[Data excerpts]
● ● ● ●

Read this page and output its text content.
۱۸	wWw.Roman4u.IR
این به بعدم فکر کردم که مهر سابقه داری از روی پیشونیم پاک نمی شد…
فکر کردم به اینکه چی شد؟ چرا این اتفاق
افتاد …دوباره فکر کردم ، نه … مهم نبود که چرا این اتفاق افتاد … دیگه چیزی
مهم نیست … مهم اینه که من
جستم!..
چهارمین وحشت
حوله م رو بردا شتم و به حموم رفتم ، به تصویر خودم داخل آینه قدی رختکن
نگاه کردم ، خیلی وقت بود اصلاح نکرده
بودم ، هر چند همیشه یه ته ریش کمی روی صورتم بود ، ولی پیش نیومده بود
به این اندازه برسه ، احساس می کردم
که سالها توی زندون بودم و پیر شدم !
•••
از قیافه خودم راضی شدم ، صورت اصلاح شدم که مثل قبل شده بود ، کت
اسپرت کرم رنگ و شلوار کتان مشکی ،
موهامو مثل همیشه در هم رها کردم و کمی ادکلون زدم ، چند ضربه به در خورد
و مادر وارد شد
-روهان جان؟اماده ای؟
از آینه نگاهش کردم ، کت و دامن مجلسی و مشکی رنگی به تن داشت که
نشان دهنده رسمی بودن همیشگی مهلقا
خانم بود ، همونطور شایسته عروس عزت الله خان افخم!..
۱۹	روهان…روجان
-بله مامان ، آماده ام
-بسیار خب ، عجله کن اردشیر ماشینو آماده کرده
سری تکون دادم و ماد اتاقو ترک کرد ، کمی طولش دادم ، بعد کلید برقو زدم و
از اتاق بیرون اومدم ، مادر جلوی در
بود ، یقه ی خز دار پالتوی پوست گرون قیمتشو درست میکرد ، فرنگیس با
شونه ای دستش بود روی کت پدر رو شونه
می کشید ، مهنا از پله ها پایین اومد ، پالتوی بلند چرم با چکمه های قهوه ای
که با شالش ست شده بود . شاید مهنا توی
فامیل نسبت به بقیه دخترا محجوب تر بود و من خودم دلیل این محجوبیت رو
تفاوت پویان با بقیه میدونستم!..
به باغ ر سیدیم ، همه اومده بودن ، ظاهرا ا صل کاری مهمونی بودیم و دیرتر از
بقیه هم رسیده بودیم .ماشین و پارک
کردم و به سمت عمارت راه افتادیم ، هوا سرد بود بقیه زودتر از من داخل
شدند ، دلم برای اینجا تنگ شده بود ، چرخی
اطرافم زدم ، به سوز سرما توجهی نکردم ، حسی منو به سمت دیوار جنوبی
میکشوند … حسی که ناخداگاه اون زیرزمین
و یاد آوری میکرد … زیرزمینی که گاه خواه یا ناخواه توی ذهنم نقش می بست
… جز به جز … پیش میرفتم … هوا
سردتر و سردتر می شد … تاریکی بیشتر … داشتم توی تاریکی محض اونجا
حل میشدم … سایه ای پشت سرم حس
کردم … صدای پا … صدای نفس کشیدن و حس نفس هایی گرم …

● ● ● ●

Each line of the material must be restated exactly.

Read this page and output its text content.
۱۸	wWw.Roman4u.IR
این به بعدم فکر کردم که مهر سابقه داری از روی پیشونیم پاک نمی شد…
فکر کردم به اینکه چی شد؟ چرا این اتفاق
افتاد …دوباره فکر کردم ، نه … مهم نبود که چرا این اتفاق افتاد … دیگه چیزی
مهم نیست … مهم اینه که من
جستم!..
چهارمین وحشت
حوله م رو بردا شتم و به حموم رفتم ، به تصویر خودم داخل آینه قدی رختکن
نگاه کردم ، خیلی وقت بود اصلاح نکرده
بودم ، هر چند همیشه یه ته ریش کمی روی صورتم بود ، ولی پیش نیومده بود
به این اندازه برسه ، احساس می کردم
که سالها توی زندون بودم و پیر شدم !
•••
از قیافه خودم راضی شدم ، صورت اصلاح شدم که مثل قبل شده بود ، کت
اسپرت کرم رنگ و شلوار کتان مشکی ،
موهامو مثل همیشه در هم رها کردم و کمی ادکلون زدم ، چند ضربه به در خورد
و مادر وارد شد
-روهان جان؟اماده ای؟
از آینه نگاهش کردم ، کت و دامن مجلسی و مشکی رنگی به تن داشت که
نشان دهنده رسمی بودن همیشگی مهلقا
خانم بود ، همونطور شایسته عروس عزت الله خان افخم!..
۱۹	روهان…روجان
-بله مامان ، آماده ام
-بسیار خب ، عجله کن اردشیر ماشینو آماده کرده
سری تکون دادم و ماد اتاقو ترک کرد ، کمی طولش دادم ، بعد کلید برقو زدم و
از اتاق بیرون اومدم ، مادر جلوی در
بود ، یقه ی خز دار پالتوی پوست گرون قیمتشو درست میکرد ، فرنگیس با
شونه ای دستش بود روی کت پدر رو شونه
می کشید ، مهنا از پله ها پایین اومد ، پالتوی بلند چرم با چکمه های قهوه ای
که با شالش ست شده بود . شاید مهنا توی
فامیل نسبت به بقیه دخترا محجوب تر بود و من خودم دلیل این محجوبیت رو
تفاوت پویان با بقیه میدونستم!..
به باغ ر سیدیم ، همه اومده بودن ، ظاهرا ا صل کاری مهمونی بودیم و دیرتر از
بقیه هم رسیده بودیم .ماشین و پارک
کردم و به سمت عمارت راه افتادیم ، هوا سرد بود بقیه زودتر از من داخل
شدند ، دلم برای اینجا تنگ شده بود ، چرخی
اطرافم زدم ، به سوز سرما توجهی نکردم ، حسی منو به سمت دیوار جنوبی
میکشوند … حسی که ناخداگاه اون زیرزمین
و یاد آوری میکرد … زیرزمینی که گاه خواه یا ناخواه توی ذهنم نقش می بست
… جز به جز … پیش میرفتم … هوا
سردتر و سردتر می شد … تاریکی بیشتر … داشتم توی تاریکی محض اونجا
حل میشدم … سایه ای پشت سرم حس
کردم … صدای پا … صدای نفس کشیدن و حس نفس هایی گرم …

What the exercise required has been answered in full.